Copy each line that holds "cancel".

STORED RECORDS:
——

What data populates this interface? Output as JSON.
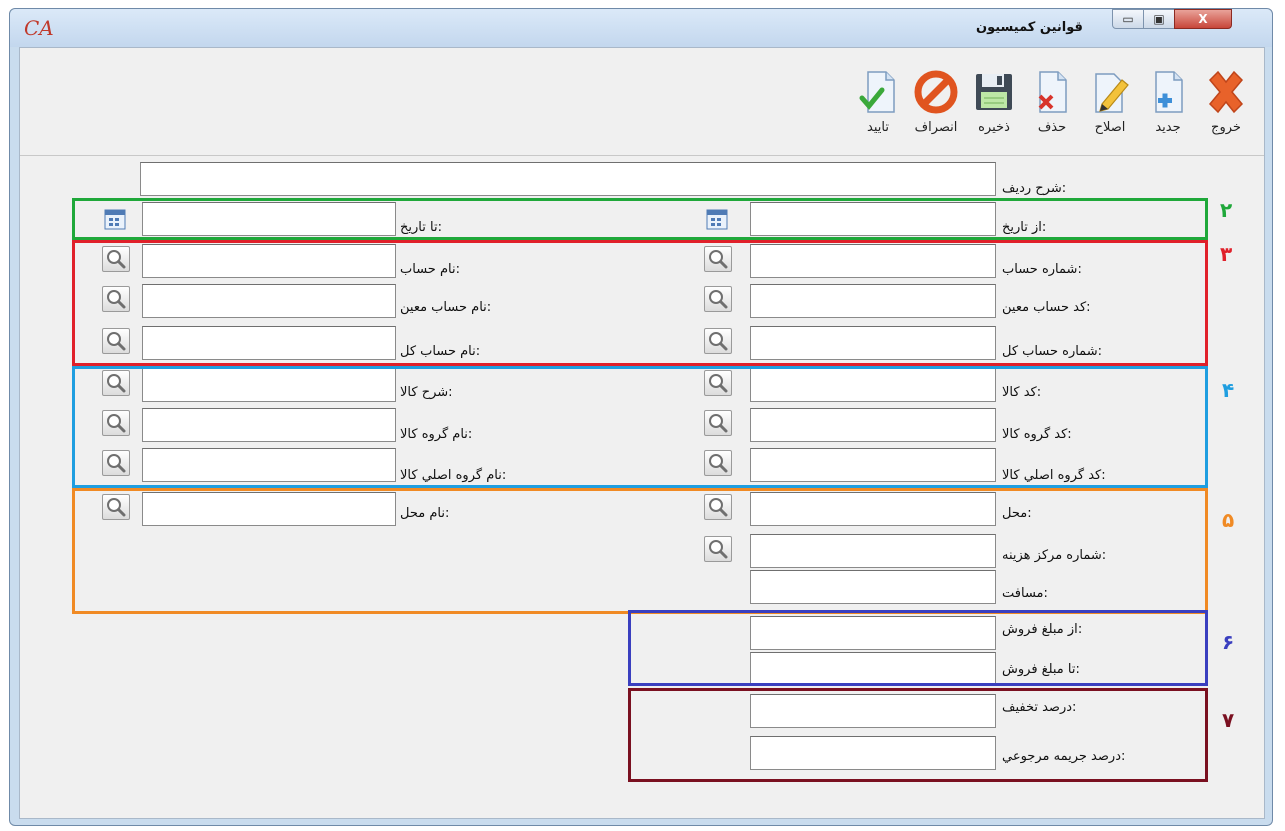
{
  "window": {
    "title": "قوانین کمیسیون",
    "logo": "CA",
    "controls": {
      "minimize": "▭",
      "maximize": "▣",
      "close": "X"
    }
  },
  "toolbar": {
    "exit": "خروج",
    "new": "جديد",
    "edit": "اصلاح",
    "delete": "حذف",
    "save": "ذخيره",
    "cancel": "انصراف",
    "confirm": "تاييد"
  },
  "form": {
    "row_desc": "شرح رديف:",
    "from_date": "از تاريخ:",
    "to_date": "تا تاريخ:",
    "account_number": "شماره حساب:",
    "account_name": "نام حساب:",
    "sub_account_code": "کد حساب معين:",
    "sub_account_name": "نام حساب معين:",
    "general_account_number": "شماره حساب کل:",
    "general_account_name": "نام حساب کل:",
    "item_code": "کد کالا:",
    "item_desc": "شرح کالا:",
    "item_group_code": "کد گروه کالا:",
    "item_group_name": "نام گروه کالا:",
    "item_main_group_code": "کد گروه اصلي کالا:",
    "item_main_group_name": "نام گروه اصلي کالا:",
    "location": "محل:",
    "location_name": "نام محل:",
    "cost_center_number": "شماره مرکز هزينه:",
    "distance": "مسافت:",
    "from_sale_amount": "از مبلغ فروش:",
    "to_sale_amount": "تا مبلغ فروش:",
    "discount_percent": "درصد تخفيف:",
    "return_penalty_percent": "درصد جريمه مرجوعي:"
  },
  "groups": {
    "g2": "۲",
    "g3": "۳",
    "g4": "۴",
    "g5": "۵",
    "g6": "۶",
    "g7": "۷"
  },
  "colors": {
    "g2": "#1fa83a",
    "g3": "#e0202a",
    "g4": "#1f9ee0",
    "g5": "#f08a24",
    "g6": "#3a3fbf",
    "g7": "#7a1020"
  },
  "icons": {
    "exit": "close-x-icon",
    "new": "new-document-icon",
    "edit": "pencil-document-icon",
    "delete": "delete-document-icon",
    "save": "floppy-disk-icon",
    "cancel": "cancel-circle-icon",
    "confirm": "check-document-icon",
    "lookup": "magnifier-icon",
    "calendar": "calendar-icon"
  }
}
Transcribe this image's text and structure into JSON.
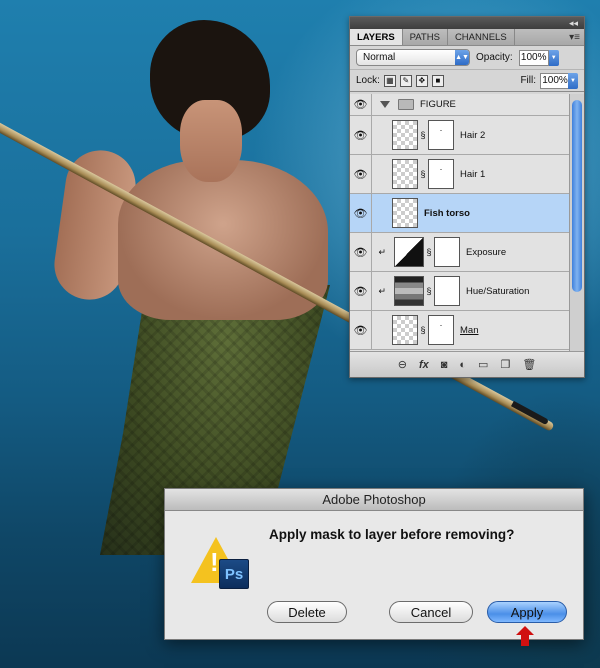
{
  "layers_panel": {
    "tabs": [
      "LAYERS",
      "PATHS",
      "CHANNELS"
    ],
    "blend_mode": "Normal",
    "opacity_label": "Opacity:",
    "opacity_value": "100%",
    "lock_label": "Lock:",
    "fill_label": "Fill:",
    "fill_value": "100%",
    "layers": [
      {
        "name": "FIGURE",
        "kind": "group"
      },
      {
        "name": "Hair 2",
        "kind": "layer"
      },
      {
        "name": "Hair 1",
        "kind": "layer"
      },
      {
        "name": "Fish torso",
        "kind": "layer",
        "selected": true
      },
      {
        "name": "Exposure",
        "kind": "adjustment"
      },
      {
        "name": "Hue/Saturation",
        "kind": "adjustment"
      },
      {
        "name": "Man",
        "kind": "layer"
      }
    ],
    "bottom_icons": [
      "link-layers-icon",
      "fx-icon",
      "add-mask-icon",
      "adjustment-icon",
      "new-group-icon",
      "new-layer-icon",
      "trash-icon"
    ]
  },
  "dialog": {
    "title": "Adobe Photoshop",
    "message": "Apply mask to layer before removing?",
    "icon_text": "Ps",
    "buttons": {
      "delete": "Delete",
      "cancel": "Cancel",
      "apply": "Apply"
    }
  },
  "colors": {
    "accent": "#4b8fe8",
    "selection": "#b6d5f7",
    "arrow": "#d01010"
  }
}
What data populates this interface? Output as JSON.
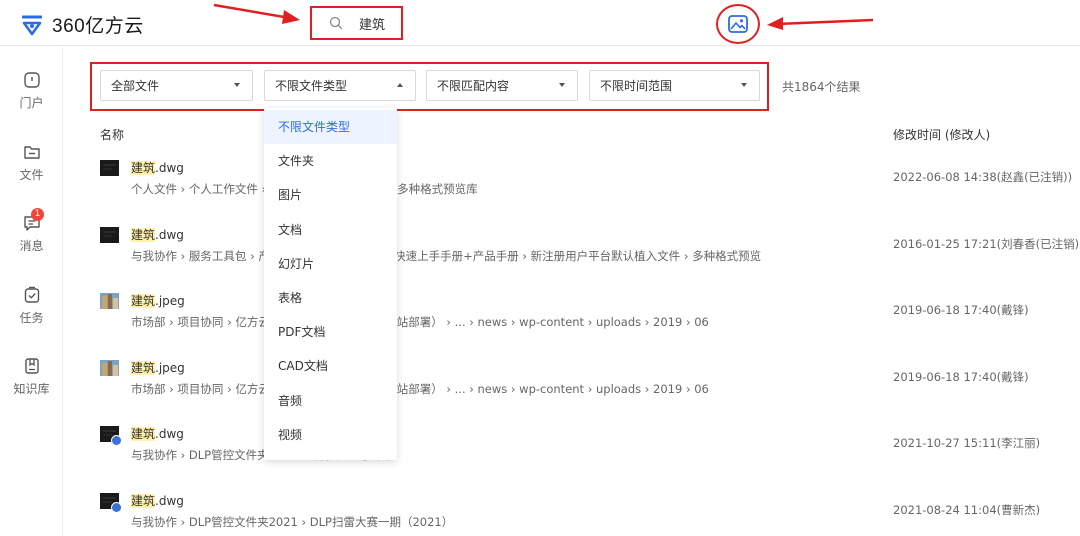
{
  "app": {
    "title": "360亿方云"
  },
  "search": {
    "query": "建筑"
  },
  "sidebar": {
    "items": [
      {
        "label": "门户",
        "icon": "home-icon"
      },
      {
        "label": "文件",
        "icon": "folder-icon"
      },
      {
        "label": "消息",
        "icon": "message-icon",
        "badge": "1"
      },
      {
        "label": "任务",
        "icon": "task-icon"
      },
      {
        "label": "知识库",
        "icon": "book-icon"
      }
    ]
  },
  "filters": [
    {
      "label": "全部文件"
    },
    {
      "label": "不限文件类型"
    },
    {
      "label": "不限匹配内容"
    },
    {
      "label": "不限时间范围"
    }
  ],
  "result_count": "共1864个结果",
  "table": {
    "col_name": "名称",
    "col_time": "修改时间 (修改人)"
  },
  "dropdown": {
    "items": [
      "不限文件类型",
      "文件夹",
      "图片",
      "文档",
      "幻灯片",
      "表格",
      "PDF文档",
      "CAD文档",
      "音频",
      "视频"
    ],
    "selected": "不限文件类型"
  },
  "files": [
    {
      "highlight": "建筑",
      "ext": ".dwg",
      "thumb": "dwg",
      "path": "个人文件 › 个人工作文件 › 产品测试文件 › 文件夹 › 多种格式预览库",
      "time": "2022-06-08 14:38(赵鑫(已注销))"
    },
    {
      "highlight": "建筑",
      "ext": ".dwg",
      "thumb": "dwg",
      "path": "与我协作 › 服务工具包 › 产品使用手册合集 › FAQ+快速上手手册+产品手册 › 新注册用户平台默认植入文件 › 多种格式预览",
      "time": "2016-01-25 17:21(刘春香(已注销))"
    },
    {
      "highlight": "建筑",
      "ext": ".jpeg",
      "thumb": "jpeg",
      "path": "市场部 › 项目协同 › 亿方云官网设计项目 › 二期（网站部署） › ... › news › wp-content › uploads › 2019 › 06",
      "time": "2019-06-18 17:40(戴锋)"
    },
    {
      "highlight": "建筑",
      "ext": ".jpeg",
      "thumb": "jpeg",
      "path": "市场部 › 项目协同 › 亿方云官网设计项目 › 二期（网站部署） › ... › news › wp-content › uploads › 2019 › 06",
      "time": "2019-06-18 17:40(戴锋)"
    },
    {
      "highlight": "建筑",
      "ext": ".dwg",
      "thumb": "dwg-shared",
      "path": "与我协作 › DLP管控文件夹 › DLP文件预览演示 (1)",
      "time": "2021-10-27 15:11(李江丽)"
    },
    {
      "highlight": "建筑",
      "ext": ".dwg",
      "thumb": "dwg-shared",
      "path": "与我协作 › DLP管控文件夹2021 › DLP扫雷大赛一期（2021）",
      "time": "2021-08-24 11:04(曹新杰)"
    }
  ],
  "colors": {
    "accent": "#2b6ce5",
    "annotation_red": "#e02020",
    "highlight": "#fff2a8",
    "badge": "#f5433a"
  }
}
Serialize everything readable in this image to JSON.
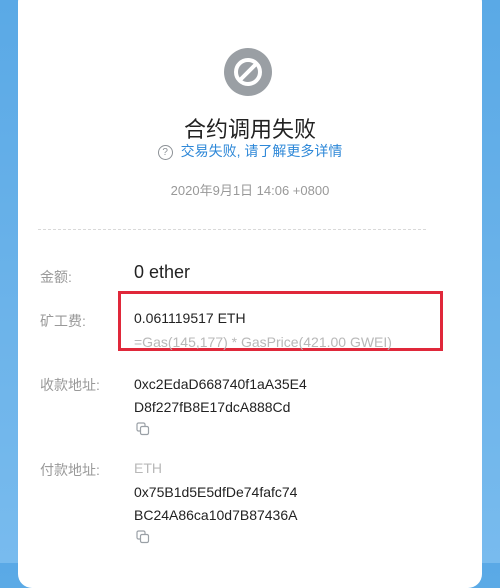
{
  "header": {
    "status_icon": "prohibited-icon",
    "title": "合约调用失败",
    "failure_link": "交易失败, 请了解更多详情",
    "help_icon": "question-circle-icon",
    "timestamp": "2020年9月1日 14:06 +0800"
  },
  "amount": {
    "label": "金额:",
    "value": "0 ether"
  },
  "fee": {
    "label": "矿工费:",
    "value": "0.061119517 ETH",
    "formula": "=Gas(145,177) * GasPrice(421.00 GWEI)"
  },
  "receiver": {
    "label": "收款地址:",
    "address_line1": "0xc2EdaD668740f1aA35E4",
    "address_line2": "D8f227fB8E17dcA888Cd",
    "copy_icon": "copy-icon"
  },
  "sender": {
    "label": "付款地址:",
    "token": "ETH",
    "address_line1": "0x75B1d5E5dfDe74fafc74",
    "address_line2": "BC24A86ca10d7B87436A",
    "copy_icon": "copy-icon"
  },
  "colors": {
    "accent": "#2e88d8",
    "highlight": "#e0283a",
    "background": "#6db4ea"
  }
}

——

OUTPUT OF THE EXERCISE:
    "cancel": "انصراف",
    "cancel": "cancel-circle-icon",
      "cancel": "Cancel",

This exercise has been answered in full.